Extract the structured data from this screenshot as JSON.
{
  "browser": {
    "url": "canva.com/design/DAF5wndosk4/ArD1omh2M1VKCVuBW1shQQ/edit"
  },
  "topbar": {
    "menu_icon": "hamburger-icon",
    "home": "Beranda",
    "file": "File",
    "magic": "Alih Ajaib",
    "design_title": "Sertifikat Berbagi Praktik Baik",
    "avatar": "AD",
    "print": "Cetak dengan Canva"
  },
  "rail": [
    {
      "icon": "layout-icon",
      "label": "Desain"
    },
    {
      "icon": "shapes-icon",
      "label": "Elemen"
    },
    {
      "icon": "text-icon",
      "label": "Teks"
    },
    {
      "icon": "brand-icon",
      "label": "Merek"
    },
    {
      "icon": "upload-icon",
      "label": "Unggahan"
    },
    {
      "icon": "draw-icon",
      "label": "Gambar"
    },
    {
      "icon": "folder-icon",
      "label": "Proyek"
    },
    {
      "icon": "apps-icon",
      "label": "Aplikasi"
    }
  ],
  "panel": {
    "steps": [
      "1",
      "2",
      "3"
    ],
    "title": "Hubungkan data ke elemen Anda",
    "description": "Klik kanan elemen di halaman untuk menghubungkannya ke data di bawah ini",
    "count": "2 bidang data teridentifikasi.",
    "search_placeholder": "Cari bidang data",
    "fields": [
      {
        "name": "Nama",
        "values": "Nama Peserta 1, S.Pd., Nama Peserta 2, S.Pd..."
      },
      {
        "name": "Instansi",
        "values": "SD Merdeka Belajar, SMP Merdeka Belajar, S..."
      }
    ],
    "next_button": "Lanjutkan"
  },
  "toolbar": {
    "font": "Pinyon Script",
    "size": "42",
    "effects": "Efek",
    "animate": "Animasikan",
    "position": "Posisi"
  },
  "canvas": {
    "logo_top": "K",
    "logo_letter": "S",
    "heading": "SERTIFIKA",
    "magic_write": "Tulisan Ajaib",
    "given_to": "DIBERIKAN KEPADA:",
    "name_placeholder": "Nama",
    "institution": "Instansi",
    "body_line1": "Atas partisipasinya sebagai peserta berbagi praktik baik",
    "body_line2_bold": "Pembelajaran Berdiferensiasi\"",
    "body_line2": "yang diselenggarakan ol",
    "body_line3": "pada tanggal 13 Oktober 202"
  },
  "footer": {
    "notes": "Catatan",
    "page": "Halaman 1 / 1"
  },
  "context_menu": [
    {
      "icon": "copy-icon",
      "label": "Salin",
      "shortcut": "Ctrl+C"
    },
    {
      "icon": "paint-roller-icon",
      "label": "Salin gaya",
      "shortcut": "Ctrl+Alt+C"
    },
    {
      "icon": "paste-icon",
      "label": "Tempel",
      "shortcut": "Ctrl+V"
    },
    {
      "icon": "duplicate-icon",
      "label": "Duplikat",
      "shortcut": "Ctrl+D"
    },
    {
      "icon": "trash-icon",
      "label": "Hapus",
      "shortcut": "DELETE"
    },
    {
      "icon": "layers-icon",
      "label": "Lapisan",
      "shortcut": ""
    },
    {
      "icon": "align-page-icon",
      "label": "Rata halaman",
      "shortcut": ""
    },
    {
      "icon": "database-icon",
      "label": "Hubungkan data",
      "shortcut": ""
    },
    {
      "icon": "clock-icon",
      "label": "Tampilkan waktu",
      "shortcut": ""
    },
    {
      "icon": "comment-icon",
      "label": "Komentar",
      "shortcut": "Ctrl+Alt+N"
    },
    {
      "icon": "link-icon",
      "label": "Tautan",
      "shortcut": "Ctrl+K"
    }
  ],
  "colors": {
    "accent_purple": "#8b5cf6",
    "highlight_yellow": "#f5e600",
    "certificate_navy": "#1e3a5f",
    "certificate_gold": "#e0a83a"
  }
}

§ Task description: Write the complete data out, exactly as above.

§ Answer to the task:
Extract the structured data from this screenshot as JSON.
{
  "browser": {
    "url": "canva.com/design/DAF5wndosk4/ArD1omh2M1VKCVuBW1shQQ/edit"
  },
  "topbar": {
    "menu_icon": "hamburger-icon",
    "home": "Beranda",
    "file": "File",
    "magic": "Alih Ajaib",
    "design_title": "Sertifikat Berbagi Praktik Baik",
    "avatar": "AD",
    "print": "Cetak dengan Canva"
  },
  "rail": [
    {
      "icon": "layout-icon",
      "label": "Desain"
    },
    {
      "icon": "shapes-icon",
      "label": "Elemen"
    },
    {
      "icon": "text-icon",
      "label": "Teks"
    },
    {
      "icon": "brand-icon",
      "label": "Merek"
    },
    {
      "icon": "upload-icon",
      "label": "Unggahan"
    },
    {
      "icon": "draw-icon",
      "label": "Gambar"
    },
    {
      "icon": "folder-icon",
      "label": "Proyek"
    },
    {
      "icon": "apps-icon",
      "label": "Aplikasi"
    }
  ],
  "panel": {
    "steps": [
      "1",
      "2",
      "3"
    ],
    "title": "Hubungkan data ke elemen Anda",
    "description": "Klik kanan elemen di halaman untuk menghubungkannya ke data di bawah ini",
    "count": "2 bidang data teridentifikasi.",
    "search_placeholder": "Cari bidang data",
    "fields": [
      {
        "name": "Nama",
        "values": "Nama Peserta 1, S.Pd., Nama Peserta 2, S.Pd..."
      },
      {
        "name": "Instansi",
        "values": "SD Merdeka Belajar, SMP Merdeka Belajar, S..."
      }
    ],
    "next_button": "Lanjutkan"
  },
  "toolbar": {
    "font": "Pinyon Script",
    "size": "42",
    "effects": "Efek",
    "animate": "Animasikan",
    "position": "Posisi"
  },
  "canvas": {
    "logo_top": "K",
    "logo_letter": "S",
    "heading": "SERTIFIKA",
    "magic_write": "Tulisan Ajaib",
    "given_to": "DIBERIKAN KEPADA:",
    "name_placeholder": "Nama",
    "institution": "Instansi",
    "body_line1": "Atas partisipasinya sebagai peserta berbagi praktik baik",
    "body_line2_bold": "Pembelajaran Berdiferensiasi\"",
    "body_line2": "yang diselenggarakan ol",
    "body_line3": "pada tanggal 13 Oktober 202"
  },
  "footer": {
    "notes": "Catatan",
    "page": "Halaman 1 / 1"
  },
  "context_menu": [
    {
      "icon": "copy-icon",
      "label": "Salin",
      "shortcut": "Ctrl+C"
    },
    {
      "icon": "paint-roller-icon",
      "label": "Salin gaya",
      "shortcut": "Ctrl+Alt+C"
    },
    {
      "icon": "paste-icon",
      "label": "Tempel",
      "shortcut": "Ctrl+V"
    },
    {
      "icon": "duplicate-icon",
      "label": "Duplikat",
      "shortcut": "Ctrl+D"
    },
    {
      "icon": "trash-icon",
      "label": "Hapus",
      "shortcut": "DELETE"
    },
    {
      "icon": "layers-icon",
      "label": "Lapisan",
      "shortcut": ""
    },
    {
      "icon": "align-page-icon",
      "label": "Rata halaman",
      "shortcut": ""
    },
    {
      "icon": "database-icon",
      "label": "Hubungkan data",
      "shortcut": ""
    },
    {
      "icon": "clock-icon",
      "label": "Tampilkan waktu",
      "shortcut": ""
    },
    {
      "icon": "comment-icon",
      "label": "Komentar",
      "shortcut": "Ctrl+Alt+N"
    },
    {
      "icon": "link-icon",
      "label": "Tautan",
      "shortcut": "Ctrl+K"
    }
  ],
  "colors": {
    "accent_purple": "#8b5cf6",
    "highlight_yellow": "#f5e600",
    "certificate_navy": "#1e3a5f",
    "certificate_gold": "#e0a83a"
  }
}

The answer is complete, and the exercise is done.